● **AVAILABLE DATA**:
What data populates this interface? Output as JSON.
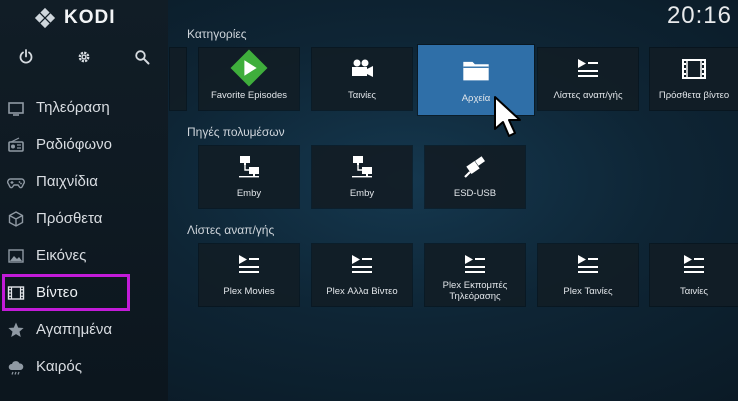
{
  "app": {
    "title": "KODI",
    "clock": "20:16"
  },
  "colors": {
    "accent": "#2f6fa8",
    "highlight": "#c21bd8",
    "green": "#3fae3c"
  },
  "top_icons": [
    {
      "name": "power-icon"
    },
    {
      "name": "gear-icon"
    },
    {
      "name": "search-icon"
    }
  ],
  "sidebar": {
    "items": [
      {
        "label": "Τηλεόραση",
        "icon": "tv-icon"
      },
      {
        "label": "Ραδιόφωνο",
        "icon": "radio-icon"
      },
      {
        "label": "Παιχνίδια",
        "icon": "gamepad-icon"
      },
      {
        "label": "Πρόσθετα",
        "icon": "box-icon"
      },
      {
        "label": "Εικόνες",
        "icon": "image-icon"
      },
      {
        "label": "Βίντεο",
        "icon": "film-icon",
        "selected": true
      },
      {
        "label": "Αγαπημένα",
        "icon": "star-icon"
      },
      {
        "label": "Καιρός",
        "icon": "cloud-icon"
      }
    ]
  },
  "sections": {
    "categories": {
      "label": "Κατηγορίες",
      "tiles": [
        {
          "label": "Favorite Episodes",
          "icon": "play-diamond-icon"
        },
        {
          "label": "Ταινίες",
          "icon": "movie-camera-icon"
        },
        {
          "label": "Αρχεία",
          "icon": "folder-icon",
          "focused": true
        },
        {
          "label": "Λίστες αναπ/γής",
          "icon": "playlist-icon"
        },
        {
          "label": "Πρόσθετα βίντεο",
          "icon": "film-icon"
        }
      ]
    },
    "media_sources": {
      "label": "Πηγές πολυμέσων",
      "tiles": [
        {
          "label": "Emby",
          "icon": "network-icon"
        },
        {
          "label": "Emby",
          "icon": "network-icon"
        },
        {
          "label": "ESD-USB",
          "icon": "usb-icon"
        }
      ]
    },
    "playlists": {
      "label": "Λίστες αναπ/γής",
      "tiles": [
        {
          "label": "Plex Movies",
          "icon": "playlist-icon"
        },
        {
          "label": "Plex Αλλα Βίντεο",
          "icon": "playlist-icon"
        },
        {
          "label": "Plex Εκπομπές Τηλεόρασης",
          "icon": "playlist-icon"
        },
        {
          "label": "Plex Ταινίες",
          "icon": "playlist-icon"
        },
        {
          "label": "Ταινίες",
          "icon": "playlist-icon"
        }
      ]
    }
  }
}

● **WHAT YOU HAVE TO DO**: Each line that has the word "Λίστες" should be copied.

● **IN RESPONSE**:
          "label": "Λίστες αναπ/γής",
      "label": "Λίστες αναπ/γής",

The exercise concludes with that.